* **Task to carry out**
Every line in the entries that holds the word "Morales" counts toward the answer, which should be a single number.

───── Listed records

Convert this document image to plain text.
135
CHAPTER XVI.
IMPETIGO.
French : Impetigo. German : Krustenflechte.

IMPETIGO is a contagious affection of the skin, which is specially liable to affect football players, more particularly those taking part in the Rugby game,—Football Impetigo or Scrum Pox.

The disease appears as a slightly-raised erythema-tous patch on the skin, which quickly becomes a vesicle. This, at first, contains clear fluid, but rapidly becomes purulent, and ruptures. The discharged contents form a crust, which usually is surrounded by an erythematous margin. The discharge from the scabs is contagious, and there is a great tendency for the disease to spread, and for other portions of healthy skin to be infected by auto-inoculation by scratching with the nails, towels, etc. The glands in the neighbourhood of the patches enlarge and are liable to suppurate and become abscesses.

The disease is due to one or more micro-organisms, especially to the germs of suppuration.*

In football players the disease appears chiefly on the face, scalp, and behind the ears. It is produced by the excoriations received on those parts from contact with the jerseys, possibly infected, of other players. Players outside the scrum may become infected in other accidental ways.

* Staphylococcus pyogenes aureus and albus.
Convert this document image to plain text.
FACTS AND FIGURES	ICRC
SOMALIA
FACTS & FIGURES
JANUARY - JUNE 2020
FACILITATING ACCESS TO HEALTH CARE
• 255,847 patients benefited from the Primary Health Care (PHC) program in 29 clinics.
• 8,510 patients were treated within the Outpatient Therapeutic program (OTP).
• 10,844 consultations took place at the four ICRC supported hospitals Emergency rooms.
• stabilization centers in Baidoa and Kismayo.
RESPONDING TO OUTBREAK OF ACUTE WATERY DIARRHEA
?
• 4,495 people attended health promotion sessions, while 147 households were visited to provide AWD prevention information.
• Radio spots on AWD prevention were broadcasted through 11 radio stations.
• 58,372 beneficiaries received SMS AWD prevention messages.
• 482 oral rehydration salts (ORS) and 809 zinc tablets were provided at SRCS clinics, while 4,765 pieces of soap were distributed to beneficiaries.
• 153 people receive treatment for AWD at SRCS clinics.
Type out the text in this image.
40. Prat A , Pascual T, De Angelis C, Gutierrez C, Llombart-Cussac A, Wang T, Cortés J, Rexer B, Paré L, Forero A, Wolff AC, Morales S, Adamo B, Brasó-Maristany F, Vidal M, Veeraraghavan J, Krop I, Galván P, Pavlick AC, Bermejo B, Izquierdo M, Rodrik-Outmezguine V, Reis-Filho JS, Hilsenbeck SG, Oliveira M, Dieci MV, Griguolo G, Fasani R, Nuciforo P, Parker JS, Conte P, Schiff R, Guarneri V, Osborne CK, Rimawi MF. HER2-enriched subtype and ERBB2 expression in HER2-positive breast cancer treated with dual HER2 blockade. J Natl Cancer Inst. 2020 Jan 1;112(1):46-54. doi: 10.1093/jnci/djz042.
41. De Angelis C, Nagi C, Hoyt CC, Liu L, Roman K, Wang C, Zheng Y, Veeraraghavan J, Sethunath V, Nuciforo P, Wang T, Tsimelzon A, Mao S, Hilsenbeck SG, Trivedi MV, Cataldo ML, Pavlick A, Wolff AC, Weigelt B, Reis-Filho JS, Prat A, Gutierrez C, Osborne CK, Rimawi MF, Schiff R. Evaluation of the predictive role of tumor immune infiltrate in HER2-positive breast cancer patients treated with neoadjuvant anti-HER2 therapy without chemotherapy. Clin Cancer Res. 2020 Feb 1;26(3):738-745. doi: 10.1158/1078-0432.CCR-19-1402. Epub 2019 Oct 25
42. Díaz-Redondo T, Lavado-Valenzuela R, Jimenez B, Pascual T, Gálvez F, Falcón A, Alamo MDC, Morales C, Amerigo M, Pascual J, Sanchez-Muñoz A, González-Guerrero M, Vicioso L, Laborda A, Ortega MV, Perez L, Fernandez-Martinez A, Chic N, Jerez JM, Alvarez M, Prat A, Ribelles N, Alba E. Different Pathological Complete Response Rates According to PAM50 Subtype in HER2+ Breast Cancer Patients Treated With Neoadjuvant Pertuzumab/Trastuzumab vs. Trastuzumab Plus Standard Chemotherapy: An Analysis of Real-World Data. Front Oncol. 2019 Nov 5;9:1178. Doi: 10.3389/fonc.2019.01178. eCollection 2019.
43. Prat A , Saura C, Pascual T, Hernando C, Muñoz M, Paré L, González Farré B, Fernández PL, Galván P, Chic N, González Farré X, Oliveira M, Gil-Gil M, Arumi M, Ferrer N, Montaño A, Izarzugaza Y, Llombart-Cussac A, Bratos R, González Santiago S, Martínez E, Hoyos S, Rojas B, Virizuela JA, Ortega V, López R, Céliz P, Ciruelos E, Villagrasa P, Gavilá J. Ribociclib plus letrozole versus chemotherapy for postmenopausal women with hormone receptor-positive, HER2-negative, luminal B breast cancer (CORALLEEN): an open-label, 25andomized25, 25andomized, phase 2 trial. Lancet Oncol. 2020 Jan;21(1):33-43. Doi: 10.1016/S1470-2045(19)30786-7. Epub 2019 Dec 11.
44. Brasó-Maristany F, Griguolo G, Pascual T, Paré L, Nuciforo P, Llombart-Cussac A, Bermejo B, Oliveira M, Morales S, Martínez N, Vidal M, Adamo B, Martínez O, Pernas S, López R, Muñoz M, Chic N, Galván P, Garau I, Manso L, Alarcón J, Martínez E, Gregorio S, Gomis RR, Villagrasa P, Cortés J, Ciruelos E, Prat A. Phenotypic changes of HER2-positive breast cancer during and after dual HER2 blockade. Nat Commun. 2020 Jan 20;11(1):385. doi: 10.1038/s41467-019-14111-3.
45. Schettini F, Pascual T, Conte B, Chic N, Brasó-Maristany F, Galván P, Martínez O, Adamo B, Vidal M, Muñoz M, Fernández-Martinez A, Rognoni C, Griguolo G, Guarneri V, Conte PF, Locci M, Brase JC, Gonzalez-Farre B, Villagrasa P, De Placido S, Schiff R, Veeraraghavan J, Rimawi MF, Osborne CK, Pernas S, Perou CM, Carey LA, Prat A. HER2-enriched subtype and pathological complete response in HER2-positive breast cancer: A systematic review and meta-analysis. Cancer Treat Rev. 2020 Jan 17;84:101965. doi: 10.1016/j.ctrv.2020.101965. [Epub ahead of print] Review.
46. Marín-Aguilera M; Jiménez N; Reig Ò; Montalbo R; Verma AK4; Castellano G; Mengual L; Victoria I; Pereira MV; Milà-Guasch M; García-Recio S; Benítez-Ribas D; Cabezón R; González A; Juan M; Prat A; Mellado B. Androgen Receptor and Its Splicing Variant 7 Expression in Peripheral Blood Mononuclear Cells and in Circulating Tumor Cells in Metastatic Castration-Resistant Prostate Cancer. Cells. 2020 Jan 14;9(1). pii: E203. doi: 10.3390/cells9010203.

──────────

* **Your response**
3